--- start RECORDS FOR PROCESSING ---
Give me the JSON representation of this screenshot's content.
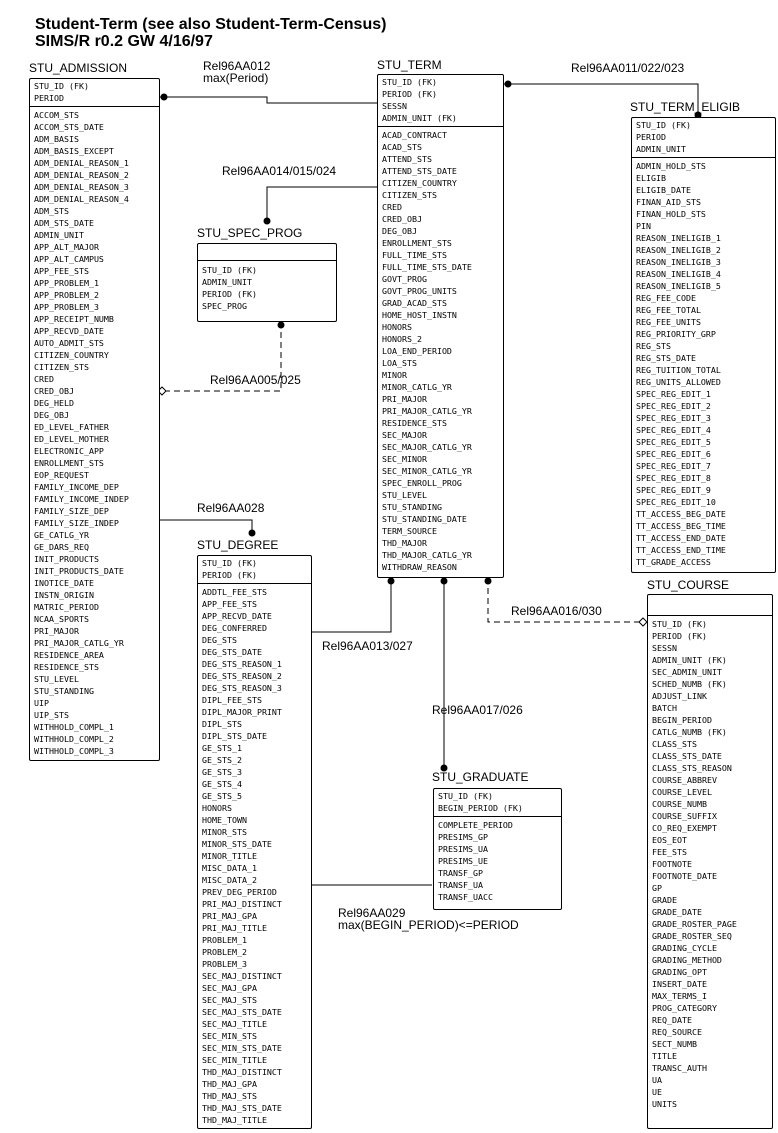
{
  "title": {
    "line1": "Student-Term (see also Student-Term-Census)",
    "line2": "SIMS/R r0.2   GW 4/16/97"
  },
  "entities": {
    "stu_admission": {
      "name": "STU_ADMISSION",
      "keys": [
        "STU_ID (FK)",
        "PERIOD"
      ],
      "attributes": [
        "ACCOM_STS",
        "ACCOM_STS_DATE",
        "ADM_BASIS",
        "ADM_BASIS_EXCEPT",
        "ADM_DENIAL_REASON_1",
        "ADM_DENIAL_REASON_2",
        "ADM_DENIAL_REASON_3",
        "ADM_DENIAL_REASON_4",
        "ADM_STS",
        "ADM_STS_DATE",
        "ADMIN_UNIT",
        "APP_ALT_MAJOR",
        "APP_ALT_CAMPUS",
        "APP_FEE_STS",
        "APP_PROBLEM_1",
        "APP_PROBLEM_2",
        "APP_PROBLEM_3",
        "APP_RECEIPT_NUMB",
        "APP_RECVD_DATE",
        "AUTO_ADMIT_STS",
        "CITIZEN_COUNTRY",
        "CITIZEN_STS",
        "CRED",
        "CRED_OBJ",
        "DEG_HELD",
        "DEG_OBJ",
        "ED_LEVEL_FATHER",
        "ED_LEVEL_MOTHER",
        "ELECTRONIC_APP",
        "ENROLLMENT_STS",
        "EOP_REQUEST",
        "FAMILY_INCOME_DEP",
        "FAMILY_INCOME_INDEP",
        "FAMILY_SIZE_DEP",
        "FAMILY_SIZE_INDEP",
        "GE_CATLG_YR",
        "GE_DARS_REQ",
        "INIT_PRODUCTS",
        "INIT_PRODUCTS_DATE",
        "INOTICE_DATE",
        "INSTN_ORIGIN",
        "MATRIC_PERIOD",
        "NCAA_SPORTS",
        "PRI_MAJOR",
        "PRI_MAJOR_CATLG_YR",
        "RESIDENCE_AREA",
        "RESIDENCE_STS",
        "STU_LEVEL",
        "STU_STANDING",
        "UIP",
        "UIP_STS",
        "WITHHOLD_COMPL_1",
        "WITHHOLD_COMPL_2",
        "WITHHOLD_COMPL_3"
      ]
    },
    "stu_term": {
      "name": "STU_TERM",
      "keys": [
        "STU_ID (FK)",
        "PERIOD (FK)",
        "SESSN",
        "ADMIN_UNIT (FK)"
      ],
      "attributes": [
        "ACAD_CONTRACT",
        "ACAD_STS",
        "ATTEND_STS",
        "ATTEND_STS_DATE",
        "CITIZEN_COUNTRY",
        "CITIZEN_STS",
        "CRED",
        "CRED_OBJ",
        "DEG_OBJ",
        "ENROLLMENT_STS",
        "FULL_TIME_STS",
        "FULL_TIME_STS_DATE",
        "GOVT_PROG",
        "GOVT_PROG_UNITS",
        "GRAD_ACAD_STS",
        "HOME_HOST_INSTN",
        "HONORS",
        "HONORS_2",
        "LOA_END_PERIOD",
        "LOA_STS",
        "MINOR",
        "MINOR_CATLG_YR",
        "PRI_MAJOR",
        "PRI_MAJOR_CATLG_YR",
        "RESIDENCE_STS",
        "SEC_MAJOR",
        "SEC_MAJOR_CATLG_YR",
        "SEC_MINOR",
        "SEC_MINOR_CATLG_YR",
        "SPEC_ENROLL_PROG",
        "STU_LEVEL",
        "STU_STANDING",
        "STU_STANDING_DATE",
        "TERM_SOURCE",
        "THD_MAJOR",
        "THD_MAJOR_CATLG_YR",
        "WITHDRAW_REASON"
      ]
    },
    "stu_term_eligib": {
      "name": "STU_TERM_ELIGIB",
      "keys": [
        "STU_ID (FK)",
        "PERIOD",
        "ADMIN_UNIT"
      ],
      "attributes": [
        "ADMIN_HOLD_STS",
        "ELIGIB",
        "ELIGIB_DATE",
        "FINAN_AID_STS",
        "FINAN_HOLD_STS",
        "PIN",
        "REASON_INELIGIB_1",
        "REASON_INELIGIB_2",
        "REASON_INELIGIB_3",
        "REASON_INELIGIB_4",
        "REASON_INELIGIB_5",
        "REG_FEE_CODE",
        "REG_FEE_TOTAL",
        "REG_FEE_UNITS",
        "REG_PRIORITY_GRP",
        "REG_STS",
        "REG_STS_DATE",
        "REG_TUITION_TOTAL",
        "REG_UNITS_ALLOWED",
        "SPEC_REG_EDIT_1",
        "SPEC_REG_EDIT_2",
        "SPEC_REG_EDIT_3",
        "SPEC_REG_EDIT_4",
        "SPEC_REG_EDIT_5",
        "SPEC_REG_EDIT_6",
        "SPEC_REG_EDIT_7",
        "SPEC_REG_EDIT_8",
        "SPEC_REG_EDIT_9",
        "SPEC_REG_EDIT_10",
        "TT_ACCESS_BEG_DATE",
        "TT_ACCESS_BEG_TIME",
        "TT_ACCESS_END_DATE",
        "TT_ACCESS_END_TIME",
        "TT_GRADE_ACCESS"
      ]
    },
    "stu_spec_prog": {
      "name": "STU_SPEC_PROG",
      "keys": [],
      "attributes": [
        "STU_ID (FK)",
        "ADMIN_UNIT",
        "PERIOD (FK)",
        "SPEC_PROG"
      ]
    },
    "stu_degree": {
      "name": "STU_DEGREE",
      "keys": [
        "STU_ID (FK)",
        "PERIOD (FK)"
      ],
      "attributes": [
        "ADDTL_FEE_STS",
        "APP_FEE_STS",
        "APP_RECVD_DATE",
        "DEG_CONFERRED",
        "DEG_STS",
        "DEG_STS_DATE",
        "DEG_STS_REASON_1",
        "DEG_STS_REASON_2",
        "DEG_STS_REASON_3",
        "DIPL_FEE_STS",
        "DIPL_MAJOR_PRINT",
        "DIPL_STS",
        "DIPL_STS_DATE",
        "GE_STS_1",
        "GE_STS_2",
        "GE_STS_3",
        "GE_STS_4",
        "GE_STS_5",
        "HONORS",
        "HOME_TOWN",
        "MINOR_STS",
        "MINOR_STS_DATE",
        "MINOR_TITLE",
        "MISC_DATA_1",
        "MISC_DATA_2",
        "PREV_DEG_PERIOD",
        "PRI_MAJ_DISTINCT",
        "PRI_MAJ_GPA",
        "PRI_MAJ_TITLE",
        "PROBLEM_1",
        "PROBLEM_2",
        "PROBLEM_3",
        "SEC_MAJ_DISTINCT",
        "SEC_MAJ_GPA",
        "SEC_MAJ_STS",
        "SEC_MAJ_STS_DATE",
        "SEC_MAJ_TITLE",
        "SEC_MIN_STS",
        "SEC_MIN_STS_DATE",
        "SEC_MIN_TITLE",
        "THD_MAJ_DISTINCT",
        "THD_MAJ_GPA",
        "THD_MAJ_STS",
        "THD_MAJ_STS_DATE",
        "THD_MAJ_TITLE"
      ]
    },
    "stu_graduate": {
      "name": "STU_GRADUATE",
      "keys": [
        "STU_ID (FK)",
        "BEGIN_PERIOD (FK)"
      ],
      "attributes": [
        "COMPLETE_PERIOD",
        "PRESIMS_GP",
        "PRESIMS_UA",
        "PRESIMS_UE",
        "TRANSF_GP",
        "TRANSF_UA",
        "TRANSF_UACC"
      ]
    },
    "stu_course": {
      "name": "STU_COURSE",
      "keys": [],
      "attributes": [
        "STU_ID (FK)",
        "PERIOD (FK)",
        "SESSN",
        "ADMIN_UNIT (FK)",
        "SEC_ADMIN_UNIT",
        "SCHED_NUMB (FK)",
        "ADJUST_LINK",
        "BATCH",
        "BEGIN_PERIOD",
        "CATLG_NUMB (FK)",
        "CLASS_STS",
        "CLASS_STS_DATE",
        "CLASS_STS_REASON",
        "COURSE_ABBREV",
        "COURSE_LEVEL",
        "COURSE_NUMB",
        "COURSE_SUFFIX",
        "CO_REQ_EXEMPT",
        "EOS_EOT",
        "FEE_STS",
        "FOOTNOTE",
        "FOOTNOTE_DATE",
        "GP",
        "GRADE",
        "GRADE_DATE",
        "GRADE_ROSTER_PAGE",
        "GRADE_ROSTER_SEQ",
        "GRADING_CYCLE",
        "GRADING_METHOD",
        "GRADING_OPT",
        "INSERT_DATE",
        "MAX_TERMS_I",
        "PROG_CATEGORY",
        "REQ_DATE",
        "REQ_SOURCE",
        "SECT_NUMB",
        "TITLE",
        "TRANSC_AUTH",
        "UA",
        "UE",
        "UNITS"
      ]
    }
  },
  "relationships": {
    "r012": "Rel96AA012\nmax(Period)",
    "r011": "Rel96AA011/022/023",
    "r014": "Rel96AA014/015/024",
    "r005": "Rel96AA005/025",
    "r028": "Rel96AA028",
    "r016": "Rel96AA016/030",
    "r013": "Rel96AA013/027",
    "r017": "Rel96AA017/026",
    "r029": "Rel96AA029\nmax(BEGIN_PERIOD)<=PERIOD"
  }
}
--- end RECORDS FOR PROCESSING ---
Copy every line of the listing containing the string "nmax".

    "r012": "Rel96AA012\nmax(Period)",
    "r029": "Rel96AA029\nmax(BEGIN_PERIOD)<=PERIOD"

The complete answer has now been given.